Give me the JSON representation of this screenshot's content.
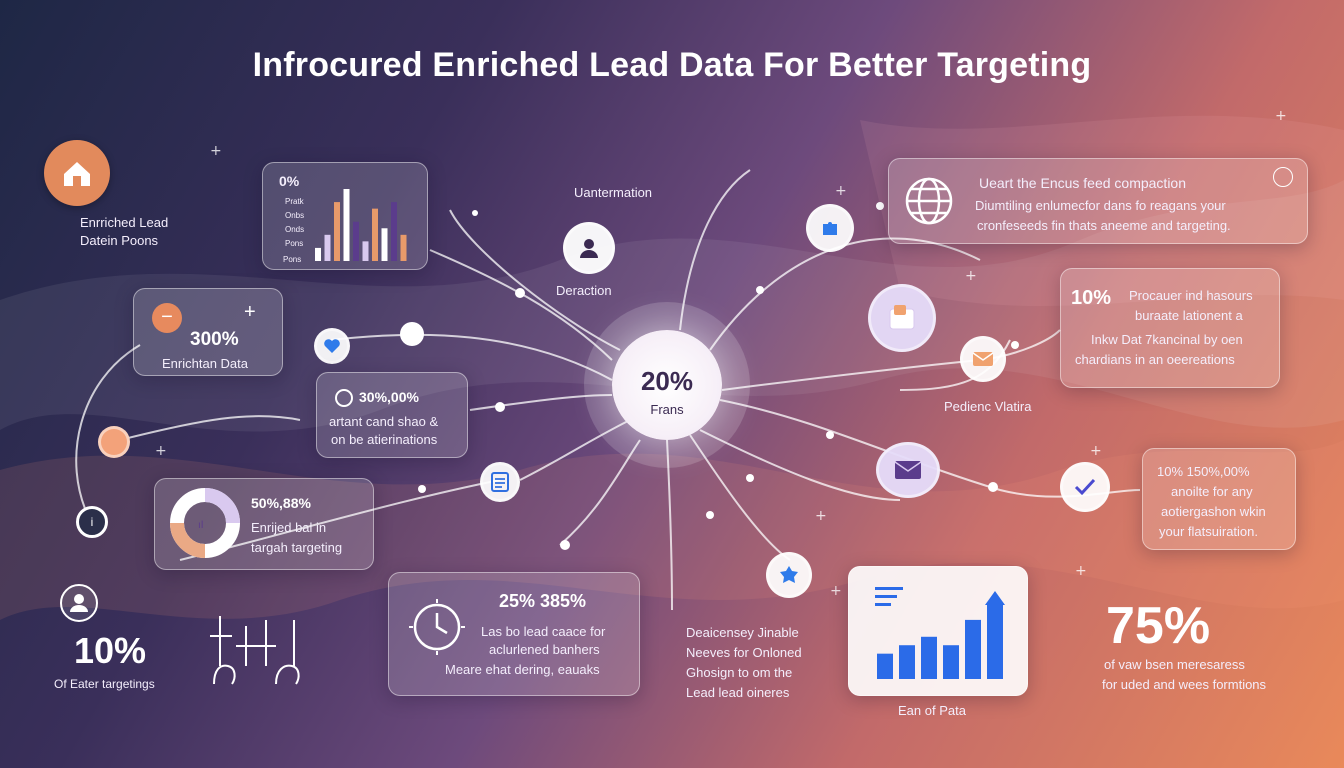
{
  "title": "Infrocured Enriched Lead Data For Better Targeting",
  "colors": {
    "bg_dark": "#1e2745",
    "bg_mid": "#6d4a7c",
    "bg_orange": "#e9895a",
    "accent_orange": "#e0805a",
    "accent_blue": "#2b6be8",
    "accent_purple": "#5b3c8c"
  },
  "top_left_badge": {
    "icon": "house-icon",
    "line1": "Enrriched Lead",
    "line2": "Datein Poons"
  },
  "bar_card": {
    "pct": "0%",
    "legend": [
      "Pratk",
      "Onbs",
      "Onds",
      "Pons"
    ],
    "caption": "Pons"
  },
  "enrich_card": {
    "pct": "300%",
    "label": "Enrichtan Data"
  },
  "analytics_card": {
    "pct": "30%,00%",
    "line1": "artant cand shao &",
    "line2": "on be atierinations"
  },
  "donut_card": {
    "pct": "50%,88%",
    "line1": "Enrijed bal in",
    "line2": "targah targeting"
  },
  "bottom_left": {
    "pct": "10%",
    "label": "Of Eater targetings"
  },
  "clock_card": {
    "pct": "25% 385%",
    "line1": "Las bo lead caace for",
    "line2": "aclurlened banhers",
    "line3": "Meare ehat dering, eauaks"
  },
  "hub": {
    "pct": "20%",
    "label": "Frans"
  },
  "hub_labels": {
    "top": "Uantermation",
    "mid": "Deraction"
  },
  "middle_text": {
    "line1": "Deaicensey Jinable",
    "line2": "Neeves for Onloned",
    "line3": "Ghosign to om the",
    "line4": "Lead lead oineres"
  },
  "globe_card": {
    "line1": "Ueart the Encus feed compaction",
    "line2": "Diumtiling enlumecfor dans fo reagans your",
    "line3": "cronfeseeds fin thats aneeme and targeting."
  },
  "procuer_card": {
    "pct": "10%",
    "line1": "Procauer ind hasours",
    "line2": "buraate lationent a",
    "line3": "Inkw Dat 7kancinal by oen",
    "line4": "chardians in an oeereations"
  },
  "pedienc_label": "Pedienc Vlatira",
  "check_card": {
    "line1": "10% 150%,00%",
    "line2": "anoilte for any",
    "line3": "aotiergashon wkin",
    "line4": "your flatsuiration."
  },
  "bar_chart_card": {
    "caption": "Ean of Pata"
  },
  "bottom_right": {
    "pct": "75%",
    "line1": "of vaw bsen meresaress",
    "line2": "for uded and wees formtions"
  },
  "chart_data": [
    {
      "type": "bar",
      "values": [
        2,
        4,
        9,
        11,
        6,
        3,
        8,
        5,
        9,
        4
      ],
      "legend": [
        "Pratk",
        "Onbs",
        "Onds",
        "Pons"
      ]
    },
    {
      "type": "bar",
      "values": [
        3,
        4,
        5,
        4,
        7,
        9
      ],
      "xlabel": "Ean of Pata"
    }
  ]
}
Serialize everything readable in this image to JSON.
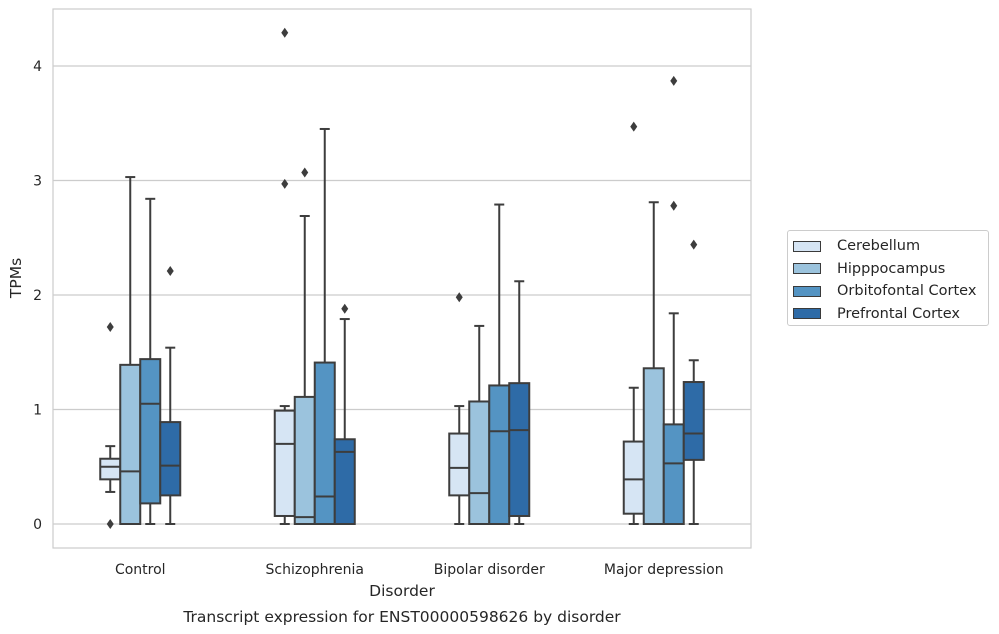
{
  "chart_data": {
    "type": "box",
    "title": "Transcript expression for ENST00000598626 by disorder",
    "xlabel": "Disorder",
    "ylabel": "TPMs",
    "ylim": [
      -0.21,
      4.5
    ],
    "yticks": [
      0,
      1,
      2,
      3,
      4
    ],
    "grid": "horizontal",
    "legend_position": "right",
    "categories": [
      "Control",
      "Schizophrenia",
      "Bipolar disorder",
      "Major depression"
    ],
    "series": [
      {
        "name": "Cerebellum",
        "color": "#d6e5f4",
        "boxes": [
          {
            "whisker_low": 0.28,
            "q1": 0.39,
            "median": 0.5,
            "q3": 0.57,
            "whisker_high": 0.68,
            "outliers": [
              1.72,
              0.0
            ]
          },
          {
            "whisker_low": 0.0,
            "q1": 0.07,
            "median": 0.7,
            "q3": 0.99,
            "whisker_high": 1.03,
            "outliers": [
              4.29,
              2.97
            ]
          },
          {
            "whisker_low": 0.0,
            "q1": 0.25,
            "median": 0.49,
            "q3": 0.79,
            "whisker_high": 1.03,
            "outliers": [
              1.98
            ]
          },
          {
            "whisker_low": 0.0,
            "q1": 0.09,
            "median": 0.39,
            "q3": 0.72,
            "whisker_high": 1.19,
            "outliers": [
              3.47
            ]
          }
        ]
      },
      {
        "name": "Hipppocampus",
        "color": "#9bc3dd",
        "boxes": [
          {
            "whisker_low": 0.0,
            "q1": 0.0,
            "median": 0.46,
            "q3": 1.39,
            "whisker_high": 3.03,
            "outliers": []
          },
          {
            "whisker_low": 0.0,
            "q1": 0.0,
            "median": 0.06,
            "q3": 1.11,
            "whisker_high": 2.69,
            "outliers": [
              3.07
            ]
          },
          {
            "whisker_low": 0.0,
            "q1": 0.0,
            "median": 0.27,
            "q3": 1.07,
            "whisker_high": 1.73,
            "outliers": []
          },
          {
            "whisker_low": 0.0,
            "q1": 0.0,
            "median": 0.0,
            "q3": 1.36,
            "whisker_high": 2.81,
            "outliers": []
          }
        ]
      },
      {
        "name": "Orbitofontal Cortex",
        "color": "#5494c3",
        "boxes": [
          {
            "whisker_low": 0.0,
            "q1": 0.18,
            "median": 1.05,
            "q3": 1.44,
            "whisker_high": 2.84,
            "outliers": []
          },
          {
            "whisker_low": 0.0,
            "q1": 0.0,
            "median": 0.24,
            "q3": 1.41,
            "whisker_high": 3.45,
            "outliers": []
          },
          {
            "whisker_low": 0.0,
            "q1": 0.0,
            "median": 0.81,
            "q3": 1.21,
            "whisker_high": 2.79,
            "outliers": []
          },
          {
            "whisker_low": 0.0,
            "q1": 0.0,
            "median": 0.53,
            "q3": 0.87,
            "whisker_high": 1.84,
            "outliers": [
              3.87,
              2.78
            ]
          }
        ]
      },
      {
        "name": "Prefrontal Cortex",
        "color": "#2e6ba7",
        "boxes": [
          {
            "whisker_low": 0.0,
            "q1": 0.25,
            "median": 0.51,
            "q3": 0.89,
            "whisker_high": 1.54,
            "outliers": [
              2.21
            ]
          },
          {
            "whisker_low": 0.0,
            "q1": 0.0,
            "median": 0.63,
            "q3": 0.74,
            "whisker_high": 1.79,
            "outliers": [
              1.88
            ]
          },
          {
            "whisker_low": 0.0,
            "q1": 0.07,
            "median": 0.82,
            "q3": 1.23,
            "whisker_high": 2.12,
            "outliers": []
          },
          {
            "whisker_low": 0.0,
            "q1": 0.56,
            "median": 0.79,
            "q3": 1.24,
            "whisker_high": 1.43,
            "outliers": [
              2.44
            ]
          }
        ]
      }
    ]
  }
}
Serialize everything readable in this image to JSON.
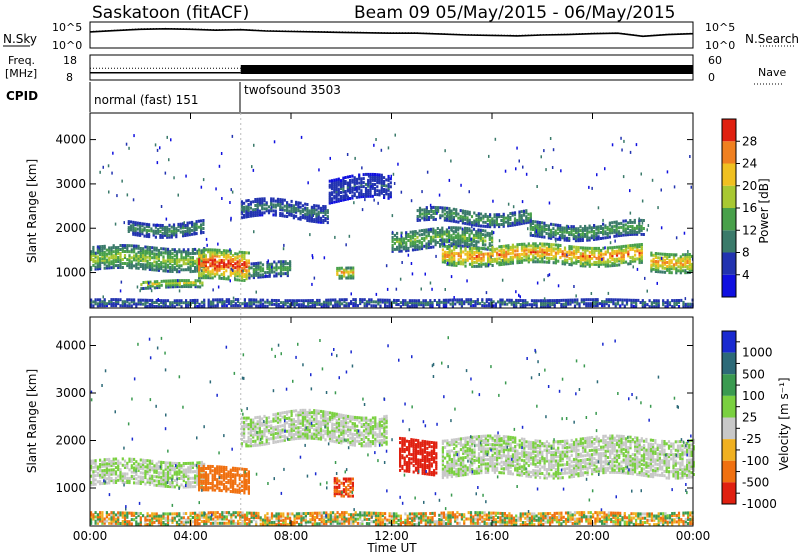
═══
■ Problem description
The data above should be repeated exactly, minus any pictures.

■ Finished answer
Give me the JSON representation of this screenshot's content.
{
  "title": "Infrocured Enriched Lead Data For Better Targeting",
  "colors": {
    "bg_dark": "#1e2745",
    "bg_mid": "#6d4a7c",
    "bg_orange": "#e9895a",
    "accent_orange": "#e0805a",
    "accent_blue": "#2b6be8",
    "accent_purple": "#5b3c8c"
  },
  "top_left_badge": {
    "icon": "house-icon",
    "line1": "Enrriched Lead",
    "line2": "Datein Poons"
  },
  "bar_card": {
    "pct": "0%",
    "legend": [
      "Pratk",
      "Onbs",
      "Onds",
      "Pons"
    ],
    "caption": "Pons"
  },
  "enrich_card": {
    "pct": "300%",
    "label": "Enrichtan Data"
  },
  "analytics_card": {
    "pct": "30%,00%",
    "line1": "artant cand shao &",
    "line2": "on be atierinations"
  },
  "donut_card": {
    "pct": "50%,88%",
    "line1": "Enrijed bal in",
    "line2": "targah targeting"
  },
  "bottom_left": {
    "pct": "10%",
    "label": "Of Eater targetings"
  },
  "clock_card": {
    "pct": "25% 385%",
    "line1": "Las bo lead caace for",
    "line2": "aclurlened banhers",
    "line3": "Meare ehat dering, eauaks"
  },
  "hub": {
    "pct": "20%",
    "label": "Frans"
  },
  "hub_labels": {
    "top": "Uantermation",
    "mid": "Deraction"
  },
  "middle_text": {
    "line1": "Deaicensey Jinable",
    "line2": "Neeves for Onloned",
    "line3": "Ghosign to om the",
    "line4": "Lead lead oineres"
  },
  "globe_card": {
    "line1": "Ueart the Encus feed compaction",
    "line2": "Diumtiling enlumecfor dans fo reagans your",
    "line3": "cronfeseeds fin thats aneeme and targeting."
  },
  "procuer_card": {
    "pct": "10%",
    "line1": "Procauer ind hasours",
    "line2": "buraate lationent a",
    "line3": "Inkw Dat 7kancinal by oen",
    "line4": "chardians in an oeereations"
  },
  "pedienc_label": "Pedienc Vlatira",
  "check_card": {
    "line1": "10% 150%,00%",
    "line2": "anoilte for any",
    "line3": "aotiergashon wkin",
    "line4": "your flatsuiration."
  },
  "bar_chart_card": {
    "caption": "Ean of Pata"
  },
  "bottom_right": {
    "pct": "75%",
    "line1": "of vaw bsen meresaress",
    "line2": "for uded and wees formtions"
  },
  "chart_data": [
    {
      "type": "bar",
      "values": [
        2,
        4,
        9,
        11,
        6,
        3,
        8,
        5,
        9,
        4
      ],
      "legend": [
        "Pratk",
        "Onbs",
        "Onds",
        "Pons"
      ]
    },
    {
      "type": "bar",
      "values": [
        3,
        4,
        5,
        4,
        7,
        9
      ],
      "xlabel": "Ean of Pata"
    }
  ]
}
Serialize everything readable in this image to JSON.
{
  "chart_data": {
    "type": "box",
    "title": "Transcript expression for ENST00000598626 by disorder",
    "xlabel": "Disorder",
    "ylabel": "TPMs",
    "ylim": [
      -0.21,
      4.5
    ],
    "yticks": [
      0,
      1,
      2,
      3,
      4
    ],
    "grid": "horizontal",
    "legend_position": "right",
    "categories": [
      "Control",
      "Schizophrenia",
      "Bipolar disorder",
      "Major depression"
    ],
    "series": [
      {
        "name": "Cerebellum",
        "color": "#d6e5f4",
        "boxes": [
          {
            "whisker_low": 0.28,
            "q1": 0.39,
            "median": 0.5,
            "q3": 0.57,
            "whisker_high": 0.68,
            "outliers": [
              1.72,
              0.0
            ]
          },
          {
            "whisker_low": 0.0,
            "q1": 0.07,
            "median": 0.7,
            "q3": 0.99,
            "whisker_high": 1.03,
            "outliers": [
              4.29,
              2.97
            ]
          },
          {
            "whisker_low": 0.0,
            "q1": 0.25,
            "median": 0.49,
            "q3": 0.79,
            "whisker_high": 1.03,
            "outliers": [
              1.98
            ]
          },
          {
            "whisker_low": 0.0,
            "q1": 0.09,
            "median": 0.39,
            "q3": 0.72,
            "whisker_high": 1.19,
            "outliers": [
              3.47
            ]
          }
        ]
      },
      {
        "name": "Hipppocampus",
        "color": "#9bc3dd",
        "boxes": [
          {
            "whisker_low": 0.0,
            "q1": 0.0,
            "median": 0.46,
            "q3": 1.39,
            "whisker_high": 3.03,
            "outliers": []
          },
          {
            "whisker_low": 0.0,
            "q1": 0.0,
            "median": 0.06,
            "q3": 1.11,
            "whisker_high": 2.69,
            "outliers": [
              3.07
            ]
          },
          {
            "whisker_low": 0.0,
            "q1": 0.0,
            "median": 0.27,
            "q3": 1.07,
            "whisker_high": 1.73,
            "outliers": []
          },
          {
            "whisker_low": 0.0,
            "q1": 0.0,
            "median": 0.0,
            "q3": 1.36,
            "whisker_high": 2.81,
            "outliers": []
          }
        ]
      },
      {
        "name": "Orbitofontal Cortex",
        "color": "#5494c3",
        "boxes": [
          {
            "whisker_low": 0.0,
            "q1": 0.18,
            "median": 1.05,
            "q3": 1.44,
            "whisker_high": 2.84,
            "outliers": []
          },
          {
            "whisker_low": 0.0,
            "q1": 0.0,
            "median": 0.24,
            "q3": 1.41,
            "whisker_high": 3.45,
            "outliers": []
          },
          {
            "whisker_low": 0.0,
            "q1": 0.0,
            "median": 0.81,
            "q3": 1.21,
            "whisker_high": 2.79,
            "outliers": []
          },
          {
            "whisker_low": 0.0,
            "q1": 0.0,
            "median": 0.53,
            "q3": 0.87,
            "whisker_high": 1.84,
            "outliers": [
              3.87,
              2.78
            ]
          }
        ]
      },
      {
        "name": "Prefrontal Cortex",
        "color": "#2e6ba7",
        "boxes": [
          {
            "whisker_low": 0.0,
            "q1": 0.25,
            "median": 0.51,
            "q3": 0.89,
            "whisker_high": 1.54,
            "outliers": [
              2.21
            ]
          },
          {
            "whisker_low": 0.0,
            "q1": 0.0,
            "median": 0.63,
            "q3": 0.74,
            "whisker_high": 1.79,
            "outliers": [
              1.88
            ]
          },
          {
            "whisker_low": 0.0,
            "q1": 0.07,
            "median": 0.82,
            "q3": 1.23,
            "whisker_high": 2.12,
            "outliers": []
          },
          {
            "whisker_low": 0.0,
            "q1": 0.56,
            "median": 0.79,
            "q3": 1.24,
            "whisker_high": 1.43,
            "outliers": [
              2.44
            ]
          }
        ]
      }
    ]
  }
}
Serialize everything readable in this image to JSON.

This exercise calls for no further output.